**SOURCE DATA**
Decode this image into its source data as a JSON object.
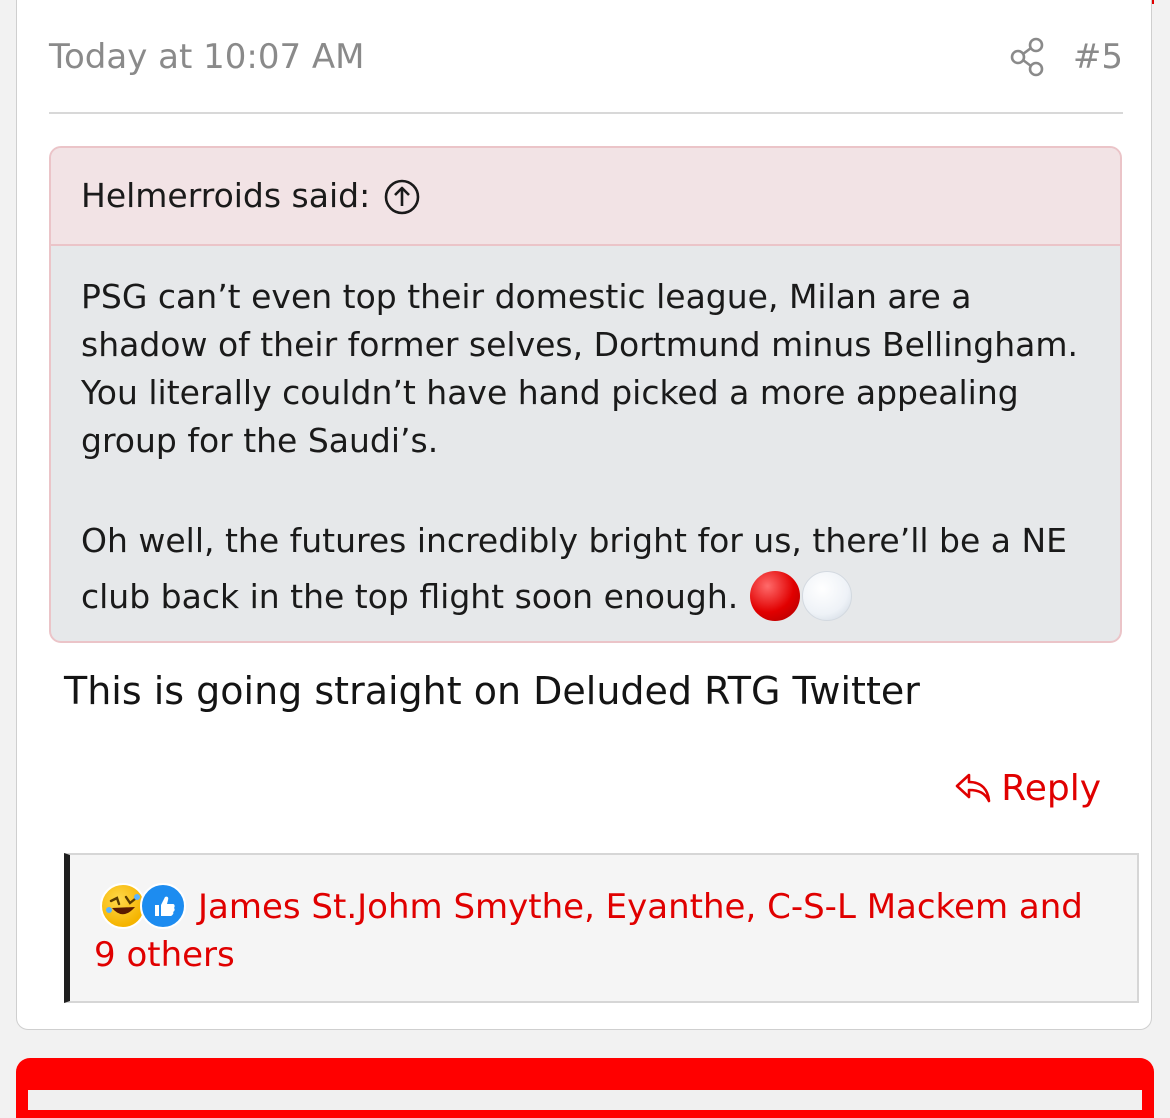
{
  "post": {
    "timestamp": "Today at 10:07 AM",
    "post_number": "#5",
    "share_icon": "share-icon",
    "text": "This is going straight on Deluded RTG Twitter"
  },
  "quote": {
    "author_label": "Helmerroids said:",
    "jump_icon": "arrow-up-circle-icon",
    "paragraph1": "PSG can’t even top their domestic league, Milan are a shadow of their former selves, Dortmund minus Bellingham. You literally couldn’t have hand picked a more appealing group for the Saudi’s.",
    "paragraph2": "Oh well, the futures incredibly bright for us, there’ll be a NE club back in the top flight soon enough.",
    "emoji": "red-circle white-circle"
  },
  "actions": {
    "reply_label": "Reply",
    "reply_icon": "reply-arrow-icon"
  },
  "reactions": {
    "icons": [
      "rofl-emoji-icon",
      "thumbs-up-icon"
    ],
    "text": "James St.Johm Smythe, Eyanthe, C-S-L Mackem and 9 others"
  },
  "colors": {
    "accent": "#e00000",
    "quote_header_bg": "#f2e3e5",
    "quote_body_bg": "#e6e8ea",
    "quote_border": "#ebc4c8",
    "meta_text": "#8a8a8a"
  }
}
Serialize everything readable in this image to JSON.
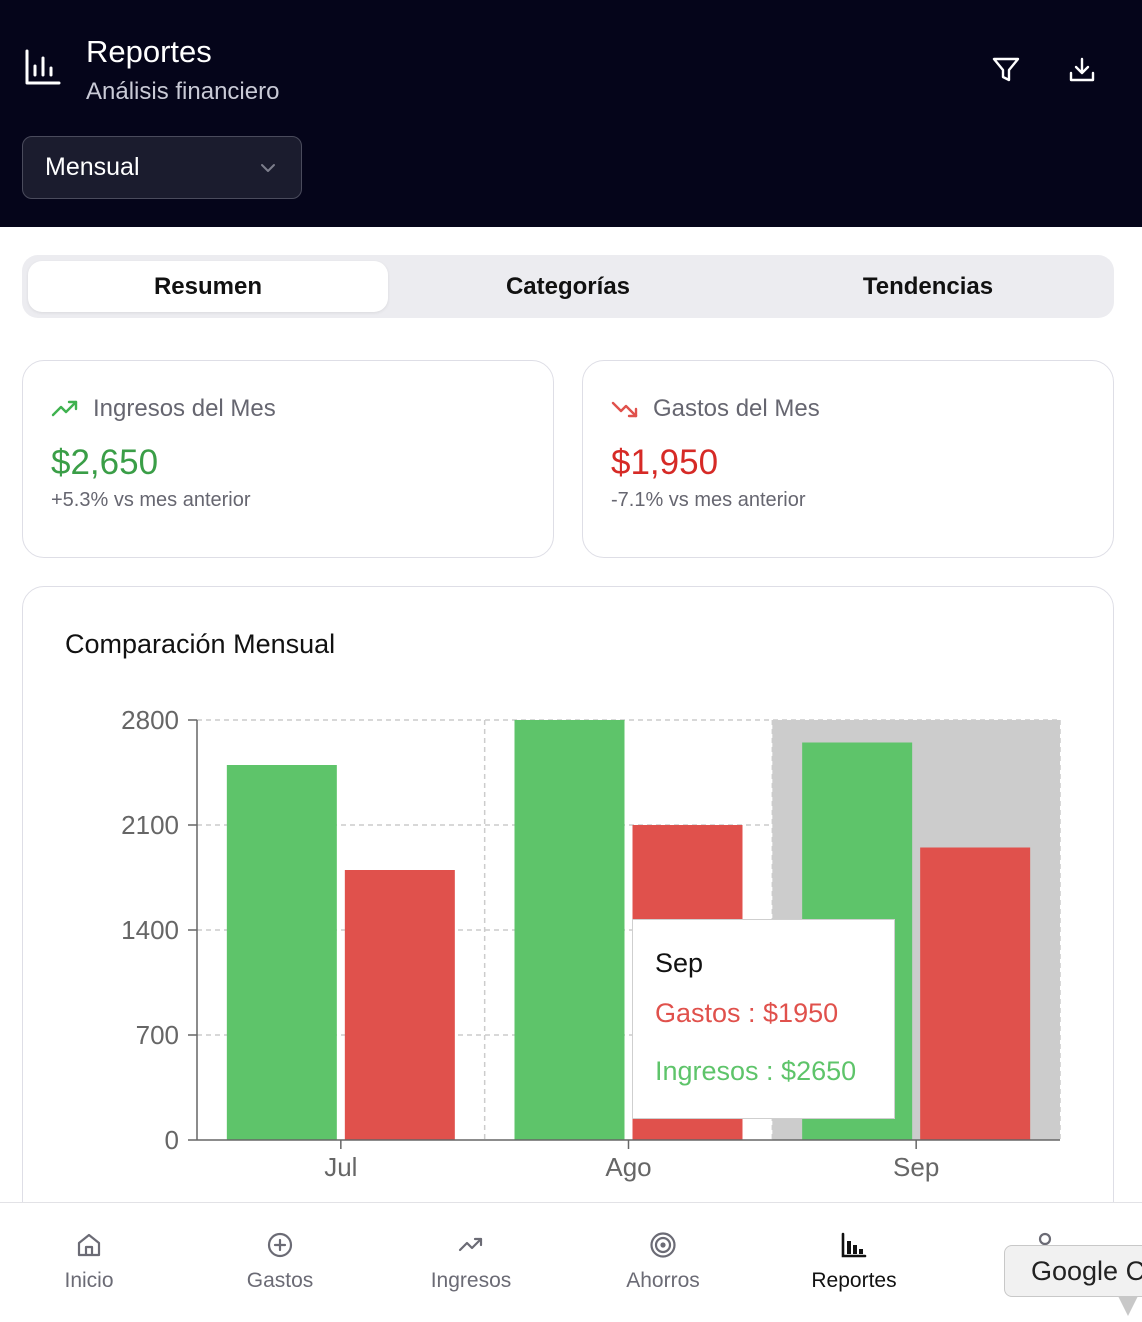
{
  "header": {
    "title": "Reportes",
    "subtitle": "Análisis financiero",
    "icon": "bar-chart-icon",
    "actions": [
      {
        "name": "filter",
        "icon": "filter-icon"
      },
      {
        "name": "download",
        "icon": "download-icon"
      }
    ],
    "period_select": {
      "value": "Mensual"
    }
  },
  "tabs": [
    {
      "label": "Resumen",
      "active": true
    },
    {
      "label": "Categorías",
      "active": false
    },
    {
      "label": "Tendencias",
      "active": false
    }
  ],
  "stats": {
    "income": {
      "label": "Ingresos del Mes",
      "value": "$2,650",
      "delta": "+5.3% vs mes anterior",
      "color": "#3a9e47",
      "icon": "trending-up-icon"
    },
    "expenses": {
      "label": "Gastos del Mes",
      "value": "$1,950",
      "delta": "-7.1% vs mes anterior",
      "color": "#d62a26",
      "icon": "trending-down-icon"
    }
  },
  "chart": {
    "title": "Comparación Mensual",
    "tooltip": {
      "title": "Sep",
      "gastos": "Gastos : $1950",
      "ingresos": "Ingresos : $2650"
    }
  },
  "chart_data": {
    "type": "bar",
    "title": "Comparación Mensual",
    "categories": [
      "Jul",
      "Ago",
      "Sep"
    ],
    "series": [
      {
        "name": "Ingresos",
        "values": [
          2500,
          2800,
          2650
        ],
        "color": "#5ec46a"
      },
      {
        "name": "Gastos",
        "values": [
          1800,
          2100,
          1950
        ],
        "color": "#e0514c"
      }
    ],
    "ylim": [
      0,
      2800
    ],
    "yticks": [
      0,
      700,
      1400,
      2100,
      2800
    ],
    "grid": true,
    "highlighted_category": "Sep"
  },
  "bottom_nav": [
    {
      "label": "Inicio",
      "icon": "home-icon",
      "active": false
    },
    {
      "label": "Gastos",
      "icon": "plus-circle-icon",
      "active": false
    },
    {
      "label": "Ingresos",
      "icon": "trending-up-icon",
      "active": false
    },
    {
      "label": "Ahorros",
      "icon": "target-icon",
      "active": false
    },
    {
      "label": "Reportes",
      "icon": "bar-chart-icon",
      "active": true
    },
    {
      "label": "",
      "icon": "user-icon",
      "active": false
    }
  ],
  "browser_tooltip": {
    "text": "Google C"
  }
}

**TASK TO COMPLETE**
Search the data for the string "image". List each line that has it.

**WORKED ANSWER**
Decode this image into its source data as a JSON object.
Serialize everything readable in this image to JSON.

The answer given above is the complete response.